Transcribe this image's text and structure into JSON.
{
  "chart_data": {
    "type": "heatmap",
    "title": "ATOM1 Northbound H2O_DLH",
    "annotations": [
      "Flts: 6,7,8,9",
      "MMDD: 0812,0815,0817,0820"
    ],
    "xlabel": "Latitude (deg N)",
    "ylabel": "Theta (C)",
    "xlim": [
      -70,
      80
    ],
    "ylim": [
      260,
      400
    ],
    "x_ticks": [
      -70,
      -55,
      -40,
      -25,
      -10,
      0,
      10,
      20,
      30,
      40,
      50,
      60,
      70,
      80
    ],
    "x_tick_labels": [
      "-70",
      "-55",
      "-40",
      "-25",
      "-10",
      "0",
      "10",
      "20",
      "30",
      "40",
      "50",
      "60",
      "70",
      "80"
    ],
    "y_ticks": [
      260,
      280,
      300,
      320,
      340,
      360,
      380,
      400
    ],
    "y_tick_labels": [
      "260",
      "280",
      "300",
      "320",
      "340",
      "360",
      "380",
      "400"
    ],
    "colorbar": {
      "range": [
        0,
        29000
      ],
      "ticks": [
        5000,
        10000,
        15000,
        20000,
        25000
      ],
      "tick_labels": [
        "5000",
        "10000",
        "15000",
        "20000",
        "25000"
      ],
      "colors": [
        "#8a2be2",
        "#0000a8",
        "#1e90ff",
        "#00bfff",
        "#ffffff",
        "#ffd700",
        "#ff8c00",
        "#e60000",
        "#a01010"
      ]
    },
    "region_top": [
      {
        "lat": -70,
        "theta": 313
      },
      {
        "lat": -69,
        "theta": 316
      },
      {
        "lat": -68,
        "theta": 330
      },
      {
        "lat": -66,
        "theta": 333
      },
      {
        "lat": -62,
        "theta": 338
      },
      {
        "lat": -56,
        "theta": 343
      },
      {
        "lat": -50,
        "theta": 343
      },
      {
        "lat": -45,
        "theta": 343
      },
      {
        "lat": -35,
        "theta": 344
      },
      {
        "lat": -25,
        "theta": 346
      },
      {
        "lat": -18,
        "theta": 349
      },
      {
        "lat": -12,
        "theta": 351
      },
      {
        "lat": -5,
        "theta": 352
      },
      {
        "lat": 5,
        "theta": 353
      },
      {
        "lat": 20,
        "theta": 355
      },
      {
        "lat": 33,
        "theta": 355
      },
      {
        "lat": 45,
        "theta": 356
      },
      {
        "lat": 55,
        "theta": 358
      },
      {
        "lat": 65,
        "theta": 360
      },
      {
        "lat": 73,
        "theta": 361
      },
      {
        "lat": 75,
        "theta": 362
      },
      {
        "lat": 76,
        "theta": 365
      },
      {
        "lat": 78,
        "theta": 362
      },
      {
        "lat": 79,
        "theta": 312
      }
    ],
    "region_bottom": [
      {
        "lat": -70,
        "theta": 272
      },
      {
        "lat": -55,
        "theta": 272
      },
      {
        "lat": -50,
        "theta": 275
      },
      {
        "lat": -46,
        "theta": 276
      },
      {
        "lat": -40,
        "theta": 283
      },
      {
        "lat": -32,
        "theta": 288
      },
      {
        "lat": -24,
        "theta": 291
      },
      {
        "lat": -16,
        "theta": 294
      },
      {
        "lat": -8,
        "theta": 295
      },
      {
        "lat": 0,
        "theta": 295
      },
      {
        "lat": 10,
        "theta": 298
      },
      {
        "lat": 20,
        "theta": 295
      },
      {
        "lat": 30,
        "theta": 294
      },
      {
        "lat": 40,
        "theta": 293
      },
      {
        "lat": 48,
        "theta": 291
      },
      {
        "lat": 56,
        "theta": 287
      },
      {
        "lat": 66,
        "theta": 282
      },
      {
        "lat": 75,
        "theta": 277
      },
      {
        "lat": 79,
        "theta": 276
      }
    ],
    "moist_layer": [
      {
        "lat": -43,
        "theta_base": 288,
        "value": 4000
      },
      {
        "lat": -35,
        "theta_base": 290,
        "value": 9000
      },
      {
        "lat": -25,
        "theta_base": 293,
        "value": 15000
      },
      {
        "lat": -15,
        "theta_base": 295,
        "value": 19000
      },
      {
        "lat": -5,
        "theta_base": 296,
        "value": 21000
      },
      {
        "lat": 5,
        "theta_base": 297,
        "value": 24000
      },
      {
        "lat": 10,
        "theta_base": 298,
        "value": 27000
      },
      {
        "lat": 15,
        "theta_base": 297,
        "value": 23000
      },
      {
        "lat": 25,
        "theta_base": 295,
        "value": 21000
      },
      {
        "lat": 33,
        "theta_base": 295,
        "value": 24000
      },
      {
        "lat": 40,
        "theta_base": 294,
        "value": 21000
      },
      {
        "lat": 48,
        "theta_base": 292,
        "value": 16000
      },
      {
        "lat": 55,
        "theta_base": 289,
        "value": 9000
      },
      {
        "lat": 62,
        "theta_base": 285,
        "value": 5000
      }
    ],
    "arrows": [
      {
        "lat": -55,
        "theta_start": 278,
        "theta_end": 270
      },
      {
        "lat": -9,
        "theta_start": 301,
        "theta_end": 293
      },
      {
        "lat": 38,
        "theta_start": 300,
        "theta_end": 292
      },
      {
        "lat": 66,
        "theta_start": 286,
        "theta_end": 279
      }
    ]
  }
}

┄┄┄┄┄┄┄┄┄┄┄┄┄┄┄┄┄┄┄┄

*Given problem:* Please quote the records above exactly, without skipping a line.

*Task output:*
Transcribe this image's text and structure into JSON.
{
  "chart_data": {
    "type": "heatmap",
    "title": "ATOM1 Northbound H2O_DLH",
    "annotations": [
      "Flts: 6,7,8,9",
      "MMDD: 0812,0815,0817,0820"
    ],
    "xlabel": "Latitude (deg N)",
    "ylabel": "Theta (C)",
    "xlim": [
      -70,
      80
    ],
    "ylim": [
      260,
      400
    ],
    "x_ticks": [
      -70,
      -55,
      -40,
      -25,
      -10,
      0,
      10,
      20,
      30,
      40,
      50,
      60,
      70,
      80
    ],
    "x_tick_labels": [
      "-70",
      "-55",
      "-40",
      "-25",
      "-10",
      "0",
      "10",
      "20",
      "30",
      "40",
      "50",
      "60",
      "70",
      "80"
    ],
    "y_ticks": [
      260,
      280,
      300,
      320,
      340,
      360,
      380,
      400
    ],
    "y_tick_labels": [
      "260",
      "280",
      "300",
      "320",
      "340",
      "360",
      "380",
      "400"
    ],
    "colorbar": {
      "range": [
        0,
        29000
      ],
      "ticks": [
        5000,
        10000,
        15000,
        20000,
        25000
      ],
      "tick_labels": [
        "5000",
        "10000",
        "15000",
        "20000",
        "25000"
      ],
      "colors": [
        "#8a2be2",
        "#0000a8",
        "#1e90ff",
        "#00bfff",
        "#ffffff",
        "#ffd700",
        "#ff8c00",
        "#e60000",
        "#a01010"
      ]
    },
    "region_top": [
      {
        "lat": -70,
        "theta": 313
      },
      {
        "lat": -69,
        "theta": 316
      },
      {
        "lat": -68,
        "theta": 330
      },
      {
        "lat": -66,
        "theta": 333
      },
      {
        "lat": -62,
        "theta": 338
      },
      {
        "lat": -56,
        "theta": 343
      },
      {
        "lat": -50,
        "theta": 343
      },
      {
        "lat": -45,
        "theta": 343
      },
      {
        "lat": -35,
        "theta": 344
      },
      {
        "lat": -25,
        "theta": 346
      },
      {
        "lat": -18,
        "theta": 349
      },
      {
        "lat": -12,
        "theta": 351
      },
      {
        "lat": -5,
        "theta": 352
      },
      {
        "lat": 5,
        "theta": 353
      },
      {
        "lat": 20,
        "theta": 355
      },
      {
        "lat": 33,
        "theta": 355
      },
      {
        "lat": 45,
        "theta": 356
      },
      {
        "lat": 55,
        "theta": 358
      },
      {
        "lat": 65,
        "theta": 360
      },
      {
        "lat": 73,
        "theta": 361
      },
      {
        "lat": 75,
        "theta": 362
      },
      {
        "lat": 76,
        "theta": 365
      },
      {
        "lat": 78,
        "theta": 362
      },
      {
        "lat": 79,
        "theta": 312
      }
    ],
    "region_bottom": [
      {
        "lat": -70,
        "theta": 272
      },
      {
        "lat": -55,
        "theta": 272
      },
      {
        "lat": -50,
        "theta": 275
      },
      {
        "lat": -46,
        "theta": 276
      },
      {
        "lat": -40,
        "theta": 283
      },
      {
        "lat": -32,
        "theta": 288
      },
      {
        "lat": -24,
        "theta": 291
      },
      {
        "lat": -16,
        "theta": 294
      },
      {
        "lat": -8,
        "theta": 295
      },
      {
        "lat": 0,
        "theta": 295
      },
      {
        "lat": 10,
        "theta": 298
      },
      {
        "lat": 20,
        "theta": 295
      },
      {
        "lat": 30,
        "theta": 294
      },
      {
        "lat": 40,
        "theta": 293
      },
      {
        "lat": 48,
        "theta": 291
      },
      {
        "lat": 56,
        "theta": 287
      },
      {
        "lat": 66,
        "theta": 282
      },
      {
        "lat": 75,
        "theta": 277
      },
      {
        "lat": 79,
        "theta": 276
      }
    ],
    "moist_layer": [
      {
        "lat": -43,
        "theta_base": 288,
        "value": 4000
      },
      {
        "lat": -35,
        "theta_base": 290,
        "value": 9000
      },
      {
        "lat": -25,
        "theta_base": 293,
        "value": 15000
      },
      {
        "lat": -15,
        "theta_base": 295,
        "value": 19000
      },
      {
        "lat": -5,
        "theta_base": 296,
        "value": 21000
      },
      {
        "lat": 5,
        "theta_base": 297,
        "value": 24000
      },
      {
        "lat": 10,
        "theta_base": 298,
        "value": 27000
      },
      {
        "lat": 15,
        "theta_base": 297,
        "value": 23000
      },
      {
        "lat": 25,
        "theta_base": 295,
        "value": 21000
      },
      {
        "lat": 33,
        "theta_base": 295,
        "value": 24000
      },
      {
        "lat": 40,
        "theta_base": 294,
        "value": 21000
      },
      {
        "lat": 48,
        "theta_base": 292,
        "value": 16000
      },
      {
        "lat": 55,
        "theta_base": 289,
        "value": 9000
      },
      {
        "lat": 62,
        "theta_base": 285,
        "value": 5000
      }
    ],
    "arrows": [
      {
        "lat": -55,
        "theta_start": 278,
        "theta_end": 270
      },
      {
        "lat": -9,
        "theta_start": 301,
        "theta_end": 293
      },
      {
        "lat": 38,
        "theta_start": 300,
        "theta_end": 292
      },
      {
        "lat": 66,
        "theta_start": 286,
        "theta_end": 279
      }
    ]
  }
}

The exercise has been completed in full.